## Description of the task
Each record is to be transcribed exactly.

(Dataset listings of figures)
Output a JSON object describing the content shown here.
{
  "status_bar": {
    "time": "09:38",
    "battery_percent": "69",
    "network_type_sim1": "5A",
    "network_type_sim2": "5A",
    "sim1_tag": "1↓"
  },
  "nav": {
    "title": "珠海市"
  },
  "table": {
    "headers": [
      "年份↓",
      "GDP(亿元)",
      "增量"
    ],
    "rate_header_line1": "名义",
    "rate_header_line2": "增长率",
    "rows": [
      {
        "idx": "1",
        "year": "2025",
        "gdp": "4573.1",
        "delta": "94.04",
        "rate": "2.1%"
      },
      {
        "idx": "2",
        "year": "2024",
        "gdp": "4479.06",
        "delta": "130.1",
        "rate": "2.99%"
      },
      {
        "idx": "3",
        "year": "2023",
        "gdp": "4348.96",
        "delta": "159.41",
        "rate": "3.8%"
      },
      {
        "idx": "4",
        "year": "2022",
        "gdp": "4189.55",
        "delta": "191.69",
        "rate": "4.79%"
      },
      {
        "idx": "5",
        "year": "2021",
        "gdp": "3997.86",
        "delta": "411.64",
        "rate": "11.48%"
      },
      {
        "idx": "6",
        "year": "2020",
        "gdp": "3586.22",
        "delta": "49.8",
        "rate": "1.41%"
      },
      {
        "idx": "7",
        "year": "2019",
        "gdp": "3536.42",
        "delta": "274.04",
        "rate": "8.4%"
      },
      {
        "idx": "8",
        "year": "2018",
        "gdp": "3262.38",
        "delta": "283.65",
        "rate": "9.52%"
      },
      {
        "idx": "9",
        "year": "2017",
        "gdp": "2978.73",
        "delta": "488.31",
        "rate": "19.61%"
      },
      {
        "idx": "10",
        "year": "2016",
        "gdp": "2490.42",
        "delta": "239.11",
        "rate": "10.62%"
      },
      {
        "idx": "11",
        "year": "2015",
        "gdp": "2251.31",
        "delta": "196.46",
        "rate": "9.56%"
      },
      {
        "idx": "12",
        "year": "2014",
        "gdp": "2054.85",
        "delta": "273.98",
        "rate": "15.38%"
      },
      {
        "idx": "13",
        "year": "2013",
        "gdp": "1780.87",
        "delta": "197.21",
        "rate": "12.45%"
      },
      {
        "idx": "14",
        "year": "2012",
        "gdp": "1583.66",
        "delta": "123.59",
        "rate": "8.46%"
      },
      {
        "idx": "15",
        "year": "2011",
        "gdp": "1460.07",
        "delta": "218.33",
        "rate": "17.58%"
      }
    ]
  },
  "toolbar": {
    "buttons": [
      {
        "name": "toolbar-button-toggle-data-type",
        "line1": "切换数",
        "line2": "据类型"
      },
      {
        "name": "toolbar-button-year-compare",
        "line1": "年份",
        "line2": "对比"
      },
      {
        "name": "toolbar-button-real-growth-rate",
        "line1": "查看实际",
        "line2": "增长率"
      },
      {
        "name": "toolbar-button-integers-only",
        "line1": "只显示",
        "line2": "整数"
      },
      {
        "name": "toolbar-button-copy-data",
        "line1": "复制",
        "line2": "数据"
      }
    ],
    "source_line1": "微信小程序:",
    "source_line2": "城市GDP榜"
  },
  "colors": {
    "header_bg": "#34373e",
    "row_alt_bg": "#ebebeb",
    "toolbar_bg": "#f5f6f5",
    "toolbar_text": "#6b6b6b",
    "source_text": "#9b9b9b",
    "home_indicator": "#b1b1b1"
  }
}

## Result for this task
Output a JSON object describing the content shown here.
{
  "status_bar": {
    "time": "09:38",
    "battery_percent": "69",
    "network_type_sim1": "5A",
    "network_type_sim2": "5A",
    "sim1_tag": "1↓"
  },
  "nav": {
    "title": "珠海市"
  },
  "table": {
    "headers": [
      "年份↓",
      "GDP(亿元)",
      "增量"
    ],
    "rate_header_line1": "名义",
    "rate_header_line2": "增长率",
    "rows": [
      {
        "idx": "1",
        "year": "2025",
        "gdp": "4573.1",
        "delta": "94.04",
        "rate": "2.1%"
      },
      {
        "idx": "2",
        "year": "2024",
        "gdp": "4479.06",
        "delta": "130.1",
        "rate": "2.99%"
      },
      {
        "idx": "3",
        "year": "2023",
        "gdp": "4348.96",
        "delta": "159.41",
        "rate": "3.8%"
      },
      {
        "idx": "4",
        "year": "2022",
        "gdp": "4189.55",
        "delta": "191.69",
        "rate": "4.79%"
      },
      {
        "idx": "5",
        "year": "2021",
        "gdp": "3997.86",
        "delta": "411.64",
        "rate": "11.48%"
      },
      {
        "idx": "6",
        "year": "2020",
        "gdp": "3586.22",
        "delta": "49.8",
        "rate": "1.41%"
      },
      {
        "idx": "7",
        "year": "2019",
        "gdp": "3536.42",
        "delta": "274.04",
        "rate": "8.4%"
      },
      {
        "idx": "8",
        "year": "2018",
        "gdp": "3262.38",
        "delta": "283.65",
        "rate": "9.52%"
      },
      {
        "idx": "9",
        "year": "2017",
        "gdp": "2978.73",
        "delta": "488.31",
        "rate": "19.61%"
      },
      {
        "idx": "10",
        "year": "2016",
        "gdp": "2490.42",
        "delta": "239.11",
        "rate": "10.62%"
      },
      {
        "idx": "11",
        "year": "2015",
        "gdp": "2251.31",
        "delta": "196.46",
        "rate": "9.56%"
      },
      {
        "idx": "12",
        "year": "2014",
        "gdp": "2054.85",
        "delta": "273.98",
        "rate": "15.38%"
      },
      {
        "idx": "13",
        "year": "2013",
        "gdp": "1780.87",
        "delta": "197.21",
        "rate": "12.45%"
      },
      {
        "idx": "14",
        "year": "2012",
        "gdp": "1583.66",
        "delta": "123.59",
        "rate": "8.46%"
      },
      {
        "idx": "15",
        "year": "2011",
        "gdp": "1460.07",
        "delta": "218.33",
        "rate": "17.58%"
      }
    ]
  },
  "toolbar": {
    "buttons": [
      {
        "name": "toolbar-button-toggle-data-type",
        "line1": "切换数",
        "line2": "据类型"
      },
      {
        "name": "toolbar-button-year-compare",
        "line1": "年份",
        "line2": "对比"
      },
      {
        "name": "toolbar-button-real-growth-rate",
        "line1": "查看实际",
        "line2": "增长率"
      },
      {
        "name": "toolbar-button-integers-only",
        "line1": "只显示",
        "line2": "整数"
      },
      {
        "name": "toolbar-button-copy-data",
        "line1": "复制",
        "line2": "数据"
      }
    ],
    "source_line1": "微信小程序:",
    "source_line2": "城市GDP榜"
  },
  "colors": {
    "header_bg": "#34373e",
    "row_alt_bg": "#ebebeb",
    "toolbar_bg": "#f5f6f5",
    "toolbar_text": "#6b6b6b",
    "source_text": "#9b9b9b",
    "home_indicator": "#b1b1b1"
  }
}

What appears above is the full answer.